STATED EXERCISE:
Quote the data below in full, please, without altering anything.

· · · · ·

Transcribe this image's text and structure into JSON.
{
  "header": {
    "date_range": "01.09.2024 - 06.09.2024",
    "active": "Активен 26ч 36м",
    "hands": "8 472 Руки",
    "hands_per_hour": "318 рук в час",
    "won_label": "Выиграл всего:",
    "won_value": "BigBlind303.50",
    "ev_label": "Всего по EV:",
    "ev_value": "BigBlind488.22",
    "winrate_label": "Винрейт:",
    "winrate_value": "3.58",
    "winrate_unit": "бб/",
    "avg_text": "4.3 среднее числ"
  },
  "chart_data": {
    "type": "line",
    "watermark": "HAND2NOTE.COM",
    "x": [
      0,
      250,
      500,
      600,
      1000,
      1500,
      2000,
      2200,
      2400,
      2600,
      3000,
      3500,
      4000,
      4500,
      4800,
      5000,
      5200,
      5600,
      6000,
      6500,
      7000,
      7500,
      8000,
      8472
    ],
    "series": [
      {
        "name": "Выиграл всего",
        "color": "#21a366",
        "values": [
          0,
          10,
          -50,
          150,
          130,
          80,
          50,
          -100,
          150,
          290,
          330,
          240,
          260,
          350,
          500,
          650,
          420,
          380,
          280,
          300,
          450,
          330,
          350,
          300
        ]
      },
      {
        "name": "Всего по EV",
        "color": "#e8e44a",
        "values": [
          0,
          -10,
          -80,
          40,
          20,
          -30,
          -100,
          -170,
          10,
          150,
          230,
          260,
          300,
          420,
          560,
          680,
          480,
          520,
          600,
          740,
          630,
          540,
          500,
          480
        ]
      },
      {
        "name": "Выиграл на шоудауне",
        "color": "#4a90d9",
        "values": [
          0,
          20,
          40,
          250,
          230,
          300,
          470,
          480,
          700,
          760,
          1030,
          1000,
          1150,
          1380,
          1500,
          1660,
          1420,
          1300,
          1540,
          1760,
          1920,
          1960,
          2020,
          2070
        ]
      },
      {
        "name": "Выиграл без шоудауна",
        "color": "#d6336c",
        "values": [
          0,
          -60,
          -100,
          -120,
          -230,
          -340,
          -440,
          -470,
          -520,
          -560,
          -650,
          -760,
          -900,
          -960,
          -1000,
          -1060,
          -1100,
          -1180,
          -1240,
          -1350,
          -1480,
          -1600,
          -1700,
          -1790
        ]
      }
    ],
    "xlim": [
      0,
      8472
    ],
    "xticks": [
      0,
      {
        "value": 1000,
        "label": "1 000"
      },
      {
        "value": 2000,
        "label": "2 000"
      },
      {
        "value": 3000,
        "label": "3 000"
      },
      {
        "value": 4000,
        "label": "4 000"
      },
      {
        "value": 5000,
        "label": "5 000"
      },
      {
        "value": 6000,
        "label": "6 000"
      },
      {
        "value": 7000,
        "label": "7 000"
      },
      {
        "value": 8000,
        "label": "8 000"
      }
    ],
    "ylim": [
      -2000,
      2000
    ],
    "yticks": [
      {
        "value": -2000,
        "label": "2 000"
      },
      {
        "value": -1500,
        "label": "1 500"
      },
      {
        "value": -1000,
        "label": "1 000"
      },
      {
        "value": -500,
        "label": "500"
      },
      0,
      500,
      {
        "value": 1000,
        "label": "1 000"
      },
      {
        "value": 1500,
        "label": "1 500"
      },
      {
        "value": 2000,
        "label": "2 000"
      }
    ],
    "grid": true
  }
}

· · · · ·

SOLUTION:
Transcribe this image's text and structure into JSON.
{
  "header": {
    "date_range": "01.09.2024 - 06.09.2024",
    "active": "Активен 26ч 36м",
    "hands": "8 472 Руки",
    "hands_per_hour": "318 рук в час",
    "won_label": "Выиграл всего:",
    "won_value": "BigBlind303.50",
    "ev_label": "Всего по EV:",
    "ev_value": "BigBlind488.22",
    "winrate_label": "Винрейт:",
    "winrate_value": "3.58",
    "winrate_unit": "бб/",
    "avg_text": "4.3 среднее числ"
  },
  "chart_data": {
    "type": "line",
    "watermark": "HAND2NOTE.COM",
    "x": [
      0,
      250,
      500,
      600,
      1000,
      1500,
      2000,
      2200,
      2400,
      2600,
      3000,
      3500,
      4000,
      4500,
      4800,
      5000,
      5200,
      5600,
      6000,
      6500,
      7000,
      7500,
      8000,
      8472
    ],
    "series": [
      {
        "name": "Выиграл всего",
        "color": "#21a366",
        "values": [
          0,
          10,
          -50,
          150,
          130,
          80,
          50,
          -100,
          150,
          290,
          330,
          240,
          260,
          350,
          500,
          650,
          420,
          380,
          280,
          300,
          450,
          330,
          350,
          300
        ]
      },
      {
        "name": "Всего по EV",
        "color": "#e8e44a",
        "values": [
          0,
          -10,
          -80,
          40,
          20,
          -30,
          -100,
          -170,
          10,
          150,
          230,
          260,
          300,
          420,
          560,
          680,
          480,
          520,
          600,
          740,
          630,
          540,
          500,
          480
        ]
      },
      {
        "name": "Выиграл на шоудауне",
        "color": "#4a90d9",
        "values": [
          0,
          20,
          40,
          250,
          230,
          300,
          470,
          480,
          700,
          760,
          1030,
          1000,
          1150,
          1380,
          1500,
          1660,
          1420,
          1300,
          1540,
          1760,
          1920,
          1960,
          2020,
          2070
        ]
      },
      {
        "name": "Выиграл без шоудауна",
        "color": "#d6336c",
        "values": [
          0,
          -60,
          -100,
          -120,
          -230,
          -340,
          -440,
          -470,
          -520,
          -560,
          -650,
          -760,
          -900,
          -960,
          -1000,
          -1060,
          -1100,
          -1180,
          -1240,
          -1350,
          -1480,
          -1600,
          -1700,
          -1790
        ]
      }
    ],
    "xlim": [
      0,
      8472
    ],
    "xticks": [
      0,
      {
        "value": 1000,
        "label": "1 000"
      },
      {
        "value": 2000,
        "label": "2 000"
      },
      {
        "value": 3000,
        "label": "3 000"
      },
      {
        "value": 4000,
        "label": "4 000"
      },
      {
        "value": 5000,
        "label": "5 000"
      },
      {
        "value": 6000,
        "label": "6 000"
      },
      {
        "value": 7000,
        "label": "7 000"
      },
      {
        "value": 8000,
        "label": "8 000"
      }
    ],
    "ylim": [
      -2000,
      2000
    ],
    "yticks": [
      {
        "value": -2000,
        "label": "2 000"
      },
      {
        "value": -1500,
        "label": "1 500"
      },
      {
        "value": -1000,
        "label": "1 000"
      },
      {
        "value": -500,
        "label": "500"
      },
      0,
      500,
      {
        "value": 1000,
        "label": "1 000"
      },
      {
        "value": 1500,
        "label": "1 500"
      },
      {
        "value": 2000,
        "label": "2 000"
      }
    ],
    "grid": true
  }
}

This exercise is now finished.